### Your objective
Below are the records; reproduce all of them exactly but without any images.

### Dataset records
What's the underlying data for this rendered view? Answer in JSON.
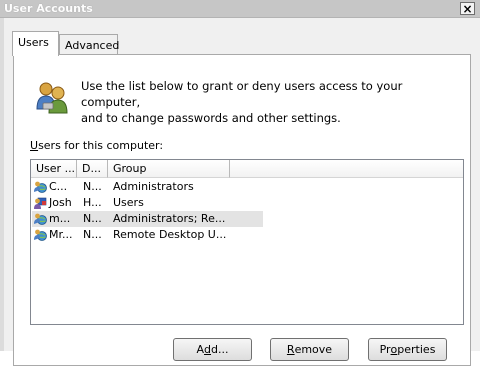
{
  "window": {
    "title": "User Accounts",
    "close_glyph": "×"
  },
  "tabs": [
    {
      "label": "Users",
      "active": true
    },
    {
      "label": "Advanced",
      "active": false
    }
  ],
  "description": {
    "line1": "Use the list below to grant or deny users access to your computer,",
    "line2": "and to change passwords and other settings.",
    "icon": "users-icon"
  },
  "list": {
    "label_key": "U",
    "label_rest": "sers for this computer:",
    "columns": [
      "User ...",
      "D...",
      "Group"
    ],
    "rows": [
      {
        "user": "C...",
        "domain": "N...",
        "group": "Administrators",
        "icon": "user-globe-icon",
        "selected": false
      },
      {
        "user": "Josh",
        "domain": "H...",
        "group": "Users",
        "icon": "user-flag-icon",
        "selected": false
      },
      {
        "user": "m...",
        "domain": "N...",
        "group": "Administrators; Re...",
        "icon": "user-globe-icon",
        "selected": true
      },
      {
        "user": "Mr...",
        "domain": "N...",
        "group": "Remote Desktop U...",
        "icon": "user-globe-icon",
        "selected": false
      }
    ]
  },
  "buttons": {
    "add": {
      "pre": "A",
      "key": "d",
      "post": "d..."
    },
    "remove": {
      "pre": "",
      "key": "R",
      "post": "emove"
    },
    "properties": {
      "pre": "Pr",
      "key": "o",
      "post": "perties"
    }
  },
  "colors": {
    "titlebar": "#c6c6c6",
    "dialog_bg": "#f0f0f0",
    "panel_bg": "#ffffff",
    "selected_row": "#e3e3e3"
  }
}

### Result of the task
What's the underlying data for this rendered view? Answer in JSON.
{
  "window": {
    "title": "User Accounts",
    "close_glyph": "×"
  },
  "tabs": [
    {
      "label": "Users",
      "active": true
    },
    {
      "label": "Advanced",
      "active": false
    }
  ],
  "description": {
    "line1": "Use the list below to grant or deny users access to your computer,",
    "line2": "and to change passwords and other settings.",
    "icon": "users-icon"
  },
  "list": {
    "label_key": "U",
    "label_rest": "sers for this computer:",
    "columns": [
      "User ...",
      "D...",
      "Group"
    ],
    "rows": [
      {
        "user": "C...",
        "domain": "N...",
        "group": "Administrators",
        "icon": "user-globe-icon",
        "selected": false
      },
      {
        "user": "Josh",
        "domain": "H...",
        "group": "Users",
        "icon": "user-flag-icon",
        "selected": false
      },
      {
        "user": "m...",
        "domain": "N...",
        "group": "Administrators; Re...",
        "icon": "user-globe-icon",
        "selected": true
      },
      {
        "user": "Mr...",
        "domain": "N...",
        "group": "Remote Desktop U...",
        "icon": "user-globe-icon",
        "selected": false
      }
    ]
  },
  "buttons": {
    "add": {
      "pre": "A",
      "key": "d",
      "post": "d..."
    },
    "remove": {
      "pre": "",
      "key": "R",
      "post": "emove"
    },
    "properties": {
      "pre": "Pr",
      "key": "o",
      "post": "perties"
    }
  },
  "colors": {
    "titlebar": "#c6c6c6",
    "dialog_bg": "#f0f0f0",
    "panel_bg": "#ffffff",
    "selected_row": "#e3e3e3"
  }
}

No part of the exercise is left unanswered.